(Excerpts from a figure dataset)
┄┄┄┄┄┄┄┄┄┄

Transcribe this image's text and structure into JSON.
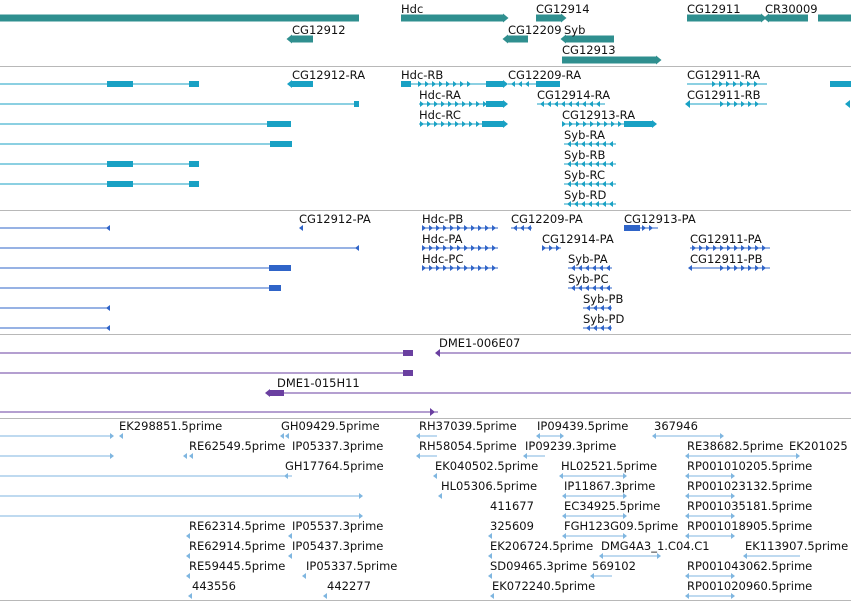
{
  "colors": {
    "gene": "#2f8f8f",
    "transcript": "#19a1c4",
    "protein": "#2f64c8",
    "clone": "#6a3fa0",
    "est": "#7fb6e0",
    "separator": "#b8b8b8"
  },
  "gene_track": {
    "labels": [
      "Hdc",
      "CG12914",
      "CG12911",
      "CR30009",
      "CG12912",
      "CG12209",
      "Syb",
      "CG12913"
    ]
  },
  "transcript_track": {
    "labels": [
      "CG12912-RA",
      "Hdc-RB",
      "CG12209-RA",
      "CG12911-RA",
      "Hdc-RA",
      "CG12914-RA",
      "CG12911-RB",
      "Hdc-RC",
      "CG12913-RA",
      "Syb-RA",
      "Syb-RB",
      "Syb-RC",
      "Syb-RD"
    ]
  },
  "protein_track": {
    "labels": [
      "CG12912-PA",
      "Hdc-PB",
      "CG12209-PA",
      "CG12913-PA",
      "Hdc-PA",
      "CG12914-PA",
      "CG12911-PA",
      "Hdc-PC",
      "Syb-PA",
      "CG12911-PB",
      "Syb-PC",
      "Syb-PB",
      "Syb-PD"
    ]
  },
  "clone_track": {
    "labels": [
      "DME1-006E07",
      "DME1-015H11"
    ]
  },
  "est_track": {
    "labels": [
      "EK298851.5prime",
      "GH09429.5prime",
      "RH37039.5prime",
      "IP09439.5prime",
      "367946",
      "RE62549.5prime",
      "IP05337.3prime",
      "RH58054.5prime",
      "IP09239.3prime",
      "RE38682.5prime",
      "EK201025",
      "GH17764.5prime",
      "EK040502.5prime",
      "HL02521.5prime",
      "RP001010205.5prime",
      "HL05306.5prime",
      "IP11867.3prime",
      "RP001023132.5prime",
      "411677",
      "EC34925.5prime",
      "RP001035181.5prime",
      "RE62314.5prime",
      "IP05537.3prime",
      "325609",
      "FGH123G09.5prime",
      "RP001018905.5prime",
      "RE62914.5prime",
      "IP05437.3prime",
      "EK206724.5prime",
      "DMG4A3_1.C04.C1",
      "EK113907.5prime",
      "RE59445.5prime",
      "IP05337.5prime",
      "SD09465.3prime",
      "569102",
      "RP001043062.5prime",
      "443556",
      "442277",
      "EK072240.5prime",
      "RP001020960.5prime"
    ]
  }
}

┄┄┄┄┄┄┄┄┄┄

Set down every entry above again exactly, dropping each picture.

• Task solution:
Transcribe this image's text and structure into JSON.
{
  "colors": {
    "gene": "#2f8f8f",
    "transcript": "#19a1c4",
    "protein": "#2f64c8",
    "clone": "#6a3fa0",
    "est": "#7fb6e0",
    "separator": "#b8b8b8"
  },
  "gene_track": {
    "labels": [
      "Hdc",
      "CG12914",
      "CG12911",
      "CR30009",
      "CG12912",
      "CG12209",
      "Syb",
      "CG12913"
    ]
  },
  "transcript_track": {
    "labels": [
      "CG12912-RA",
      "Hdc-RB",
      "CG12209-RA",
      "CG12911-RA",
      "Hdc-RA",
      "CG12914-RA",
      "CG12911-RB",
      "Hdc-RC",
      "CG12913-RA",
      "Syb-RA",
      "Syb-RB",
      "Syb-RC",
      "Syb-RD"
    ]
  },
  "protein_track": {
    "labels": [
      "CG12912-PA",
      "Hdc-PB",
      "CG12209-PA",
      "CG12913-PA",
      "Hdc-PA",
      "CG12914-PA",
      "CG12911-PA",
      "Hdc-PC",
      "Syb-PA",
      "CG12911-PB",
      "Syb-PC",
      "Syb-PB",
      "Syb-PD"
    ]
  },
  "clone_track": {
    "labels": [
      "DME1-006E07",
      "DME1-015H11"
    ]
  },
  "est_track": {
    "labels": [
      "EK298851.5prime",
      "GH09429.5prime",
      "RH37039.5prime",
      "IP09439.5prime",
      "367946",
      "RE62549.5prime",
      "IP05337.3prime",
      "RH58054.5prime",
      "IP09239.3prime",
      "RE38682.5prime",
      "EK201025",
      "GH17764.5prime",
      "EK040502.5prime",
      "HL02521.5prime",
      "RP001010205.5prime",
      "HL05306.5prime",
      "IP11867.3prime",
      "RP001023132.5prime",
      "411677",
      "EC34925.5prime",
      "RP001035181.5prime",
      "RE62314.5prime",
      "IP05537.3prime",
      "325609",
      "FGH123G09.5prime",
      "RP001018905.5prime",
      "RE62914.5prime",
      "IP05437.3prime",
      "EK206724.5prime",
      "DMG4A3_1.C04.C1",
      "EK113907.5prime",
      "RE59445.5prime",
      "IP05337.5prime",
      "SD09465.3prime",
      "569102",
      "RP001043062.5prime",
      "443556",
      "442277",
      "EK072240.5prime",
      "RP001020960.5prime"
    ]
  }
}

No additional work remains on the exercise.